**WHAT YOU WILL DO**:
Each line of the listing that contains the word "bright" is to be copied.

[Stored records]
※ ※ ※

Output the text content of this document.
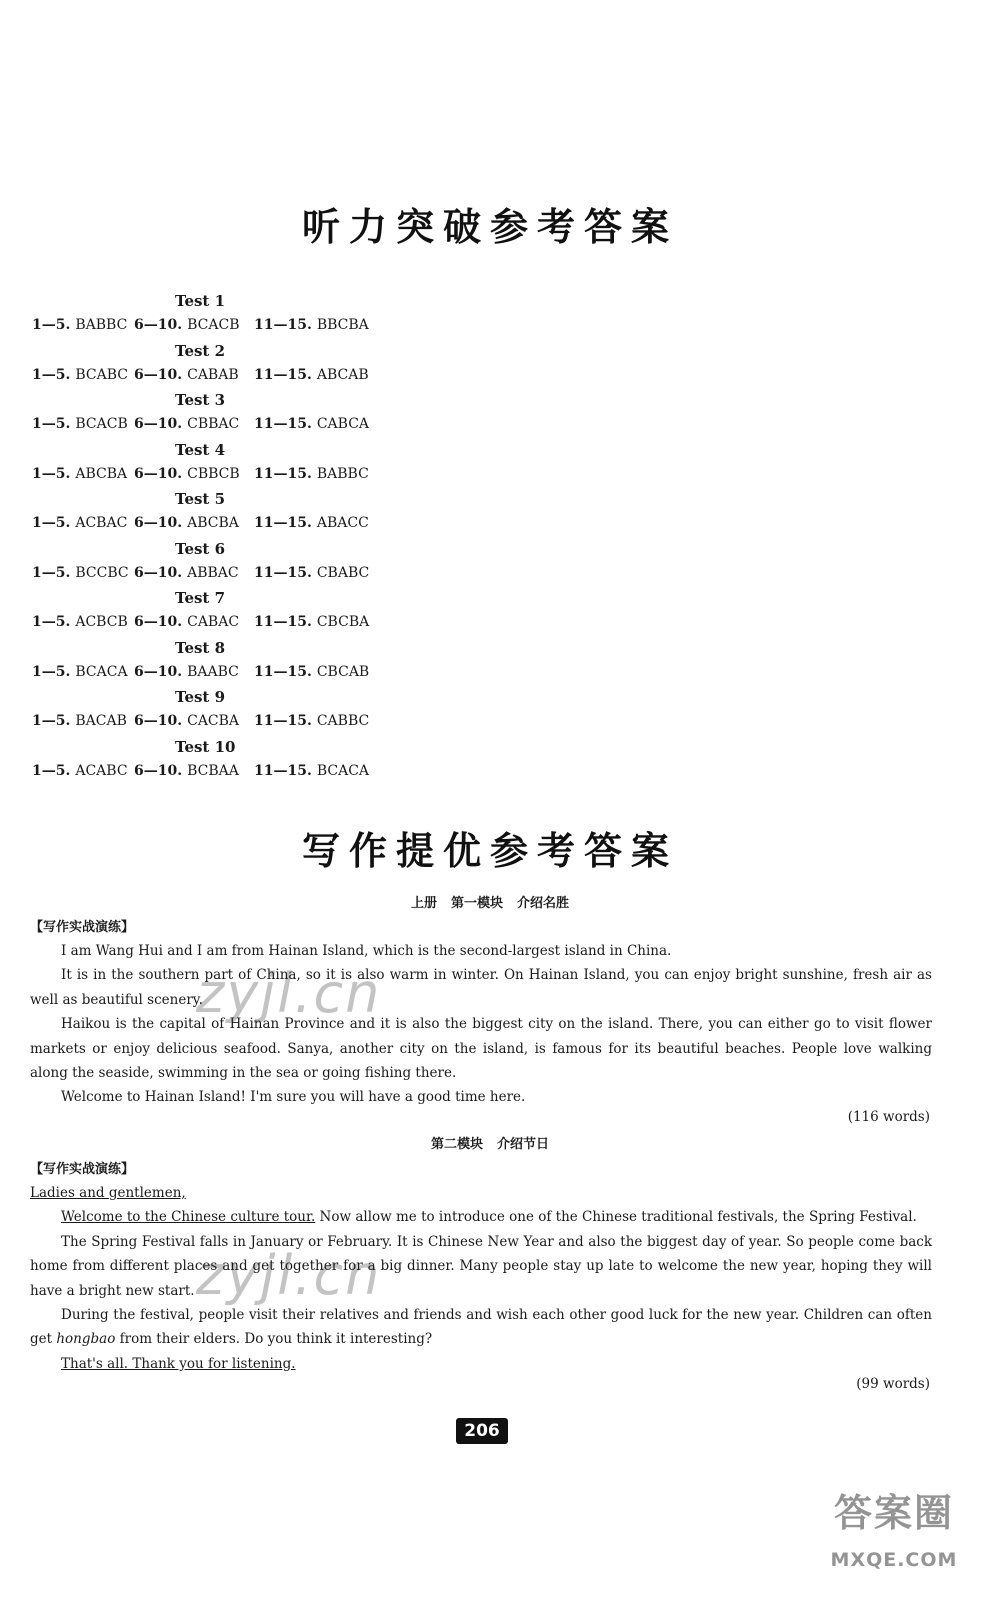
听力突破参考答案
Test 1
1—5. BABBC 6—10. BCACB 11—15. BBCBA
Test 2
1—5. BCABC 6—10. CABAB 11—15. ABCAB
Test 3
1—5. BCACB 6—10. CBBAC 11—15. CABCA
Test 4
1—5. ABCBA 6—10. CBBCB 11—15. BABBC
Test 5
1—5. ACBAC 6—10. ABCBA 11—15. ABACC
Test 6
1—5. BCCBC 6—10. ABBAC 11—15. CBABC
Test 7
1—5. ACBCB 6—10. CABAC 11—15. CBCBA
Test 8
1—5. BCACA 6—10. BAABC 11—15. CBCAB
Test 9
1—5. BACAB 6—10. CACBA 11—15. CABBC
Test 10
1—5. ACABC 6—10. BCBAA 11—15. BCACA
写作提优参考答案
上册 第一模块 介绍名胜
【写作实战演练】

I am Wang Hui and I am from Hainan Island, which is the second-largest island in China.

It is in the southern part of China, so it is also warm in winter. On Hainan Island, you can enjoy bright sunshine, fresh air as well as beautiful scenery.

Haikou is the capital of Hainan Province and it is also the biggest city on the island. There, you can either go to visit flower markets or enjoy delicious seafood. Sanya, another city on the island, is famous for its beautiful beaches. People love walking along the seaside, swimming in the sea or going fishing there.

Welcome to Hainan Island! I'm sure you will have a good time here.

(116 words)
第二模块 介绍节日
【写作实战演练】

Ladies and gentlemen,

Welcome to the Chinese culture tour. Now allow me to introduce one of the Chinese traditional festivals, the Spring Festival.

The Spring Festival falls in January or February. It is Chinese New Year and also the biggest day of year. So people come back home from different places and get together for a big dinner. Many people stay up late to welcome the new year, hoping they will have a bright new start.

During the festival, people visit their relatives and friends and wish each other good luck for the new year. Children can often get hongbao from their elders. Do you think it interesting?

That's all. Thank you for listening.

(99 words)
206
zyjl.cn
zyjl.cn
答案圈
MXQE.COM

※ ※ ※

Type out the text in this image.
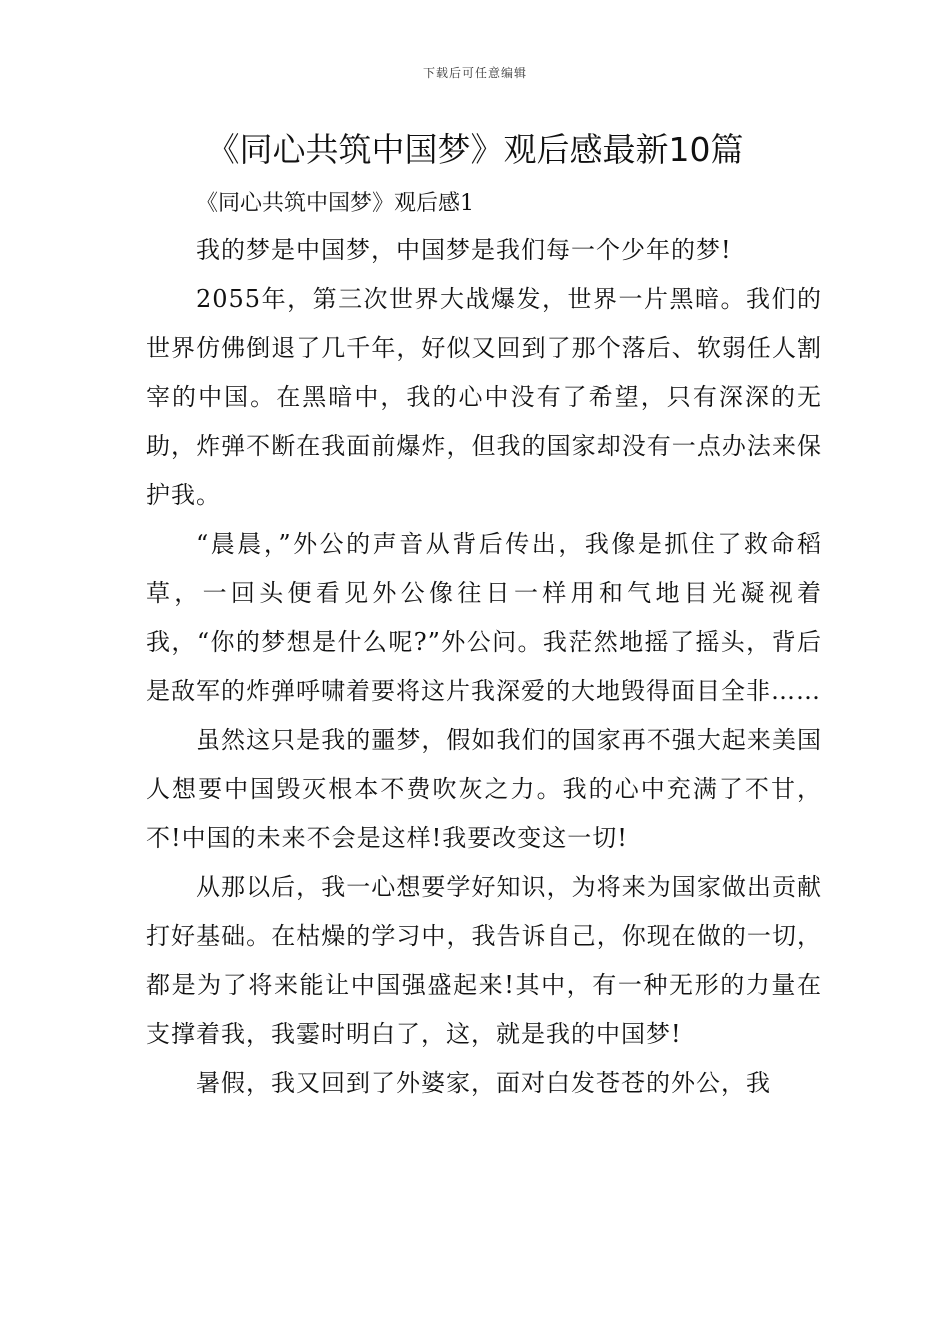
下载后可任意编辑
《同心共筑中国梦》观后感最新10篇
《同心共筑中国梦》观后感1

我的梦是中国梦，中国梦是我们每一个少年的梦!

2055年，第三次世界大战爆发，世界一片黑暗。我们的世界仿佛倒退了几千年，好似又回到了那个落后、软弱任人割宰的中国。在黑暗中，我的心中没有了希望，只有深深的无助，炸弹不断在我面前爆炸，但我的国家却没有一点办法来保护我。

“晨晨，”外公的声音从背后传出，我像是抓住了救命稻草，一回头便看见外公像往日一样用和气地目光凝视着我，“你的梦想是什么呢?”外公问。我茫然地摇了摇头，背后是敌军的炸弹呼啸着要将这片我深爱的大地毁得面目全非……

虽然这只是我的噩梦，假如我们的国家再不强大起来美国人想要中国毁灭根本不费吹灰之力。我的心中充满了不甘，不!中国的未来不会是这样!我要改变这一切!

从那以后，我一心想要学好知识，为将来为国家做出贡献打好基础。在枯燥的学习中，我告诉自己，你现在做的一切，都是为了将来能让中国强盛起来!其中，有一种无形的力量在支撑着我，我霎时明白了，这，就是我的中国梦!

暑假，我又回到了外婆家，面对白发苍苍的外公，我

※ ※ ※

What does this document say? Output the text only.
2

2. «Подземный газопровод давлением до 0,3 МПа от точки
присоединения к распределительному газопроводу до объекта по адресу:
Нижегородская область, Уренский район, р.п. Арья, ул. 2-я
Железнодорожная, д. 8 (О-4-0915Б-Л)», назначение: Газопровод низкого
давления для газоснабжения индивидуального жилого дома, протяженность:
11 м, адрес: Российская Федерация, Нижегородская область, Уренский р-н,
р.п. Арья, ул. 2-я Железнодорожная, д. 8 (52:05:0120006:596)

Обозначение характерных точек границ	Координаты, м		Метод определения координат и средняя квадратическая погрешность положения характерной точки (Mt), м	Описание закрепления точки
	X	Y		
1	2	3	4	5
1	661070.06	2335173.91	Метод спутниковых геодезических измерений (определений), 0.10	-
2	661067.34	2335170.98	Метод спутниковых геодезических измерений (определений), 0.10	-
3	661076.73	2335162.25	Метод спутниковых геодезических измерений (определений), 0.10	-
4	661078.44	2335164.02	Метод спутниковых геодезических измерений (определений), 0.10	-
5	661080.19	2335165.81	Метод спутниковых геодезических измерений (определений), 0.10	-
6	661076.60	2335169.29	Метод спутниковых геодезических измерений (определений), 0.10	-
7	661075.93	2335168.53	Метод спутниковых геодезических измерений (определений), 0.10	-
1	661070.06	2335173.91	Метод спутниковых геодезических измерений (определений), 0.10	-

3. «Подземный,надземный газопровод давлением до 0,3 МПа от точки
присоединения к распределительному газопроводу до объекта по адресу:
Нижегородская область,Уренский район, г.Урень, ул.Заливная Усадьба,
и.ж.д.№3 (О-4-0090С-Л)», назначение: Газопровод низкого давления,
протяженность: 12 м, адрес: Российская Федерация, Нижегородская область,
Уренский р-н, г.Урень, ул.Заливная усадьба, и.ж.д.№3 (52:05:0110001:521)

※ ※ ※

**WRITTEN RESPONSE**:
It is in the southern part of China, so it is also warm in winter. On Hainan Island, you can enjoy bright sunshine, fresh air as well as beautiful scenery.
The Spring Festival falls in January or February. It is Chinese New Year and also the biggest day of year. So people come back home from different places and get together for a big dinner. Many people stay up late to welcome the new year, hoping they will have a bright new start.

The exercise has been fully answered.